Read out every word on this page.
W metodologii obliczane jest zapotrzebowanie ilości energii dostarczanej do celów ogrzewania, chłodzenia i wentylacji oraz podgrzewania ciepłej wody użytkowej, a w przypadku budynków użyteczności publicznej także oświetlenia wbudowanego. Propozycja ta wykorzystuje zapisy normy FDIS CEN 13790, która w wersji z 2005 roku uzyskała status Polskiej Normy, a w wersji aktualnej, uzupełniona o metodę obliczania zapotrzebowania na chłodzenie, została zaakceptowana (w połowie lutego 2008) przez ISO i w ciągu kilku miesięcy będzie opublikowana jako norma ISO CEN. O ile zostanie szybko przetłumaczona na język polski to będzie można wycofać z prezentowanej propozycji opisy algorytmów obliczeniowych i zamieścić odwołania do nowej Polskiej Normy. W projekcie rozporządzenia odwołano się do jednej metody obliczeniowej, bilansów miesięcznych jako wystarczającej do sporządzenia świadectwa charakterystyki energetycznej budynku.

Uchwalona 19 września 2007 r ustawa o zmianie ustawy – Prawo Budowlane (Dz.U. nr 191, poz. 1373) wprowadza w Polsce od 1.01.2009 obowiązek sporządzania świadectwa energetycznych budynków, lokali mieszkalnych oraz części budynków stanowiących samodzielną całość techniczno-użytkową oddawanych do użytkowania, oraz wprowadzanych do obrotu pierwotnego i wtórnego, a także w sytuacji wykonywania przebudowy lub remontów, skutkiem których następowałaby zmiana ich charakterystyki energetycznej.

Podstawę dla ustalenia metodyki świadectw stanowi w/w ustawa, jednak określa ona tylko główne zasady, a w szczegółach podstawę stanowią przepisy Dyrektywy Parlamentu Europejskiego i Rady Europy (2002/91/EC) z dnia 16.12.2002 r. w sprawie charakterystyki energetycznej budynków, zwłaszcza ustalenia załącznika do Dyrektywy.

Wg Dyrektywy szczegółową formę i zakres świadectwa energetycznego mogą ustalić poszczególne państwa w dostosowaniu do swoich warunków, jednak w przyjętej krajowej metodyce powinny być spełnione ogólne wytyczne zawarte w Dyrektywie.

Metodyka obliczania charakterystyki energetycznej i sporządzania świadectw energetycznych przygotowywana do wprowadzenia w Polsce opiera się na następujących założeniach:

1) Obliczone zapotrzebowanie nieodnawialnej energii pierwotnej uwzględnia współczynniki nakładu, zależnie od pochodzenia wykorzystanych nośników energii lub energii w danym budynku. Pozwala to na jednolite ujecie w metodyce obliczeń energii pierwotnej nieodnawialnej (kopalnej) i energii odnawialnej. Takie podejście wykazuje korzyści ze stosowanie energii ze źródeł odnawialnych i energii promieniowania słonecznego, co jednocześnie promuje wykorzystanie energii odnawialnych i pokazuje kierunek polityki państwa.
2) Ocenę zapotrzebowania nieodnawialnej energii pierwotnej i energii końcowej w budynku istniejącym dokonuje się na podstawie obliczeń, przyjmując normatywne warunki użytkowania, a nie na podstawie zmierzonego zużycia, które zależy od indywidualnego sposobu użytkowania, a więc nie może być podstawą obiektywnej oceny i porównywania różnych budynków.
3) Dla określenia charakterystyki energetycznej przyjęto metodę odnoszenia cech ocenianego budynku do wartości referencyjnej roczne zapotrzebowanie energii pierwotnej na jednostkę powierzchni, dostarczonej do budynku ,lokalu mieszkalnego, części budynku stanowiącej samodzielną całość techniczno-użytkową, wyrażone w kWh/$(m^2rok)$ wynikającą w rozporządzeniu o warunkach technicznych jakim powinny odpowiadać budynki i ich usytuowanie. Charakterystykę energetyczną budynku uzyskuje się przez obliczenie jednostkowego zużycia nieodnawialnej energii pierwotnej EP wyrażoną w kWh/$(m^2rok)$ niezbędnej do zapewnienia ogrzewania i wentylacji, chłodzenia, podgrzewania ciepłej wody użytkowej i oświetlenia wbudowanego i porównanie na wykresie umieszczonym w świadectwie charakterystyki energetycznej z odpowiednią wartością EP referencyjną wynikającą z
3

=====

# WHAT TO WORK ON:
Give only the number of lines that include the word "Polsce".

# RIGHT ANSWER:
2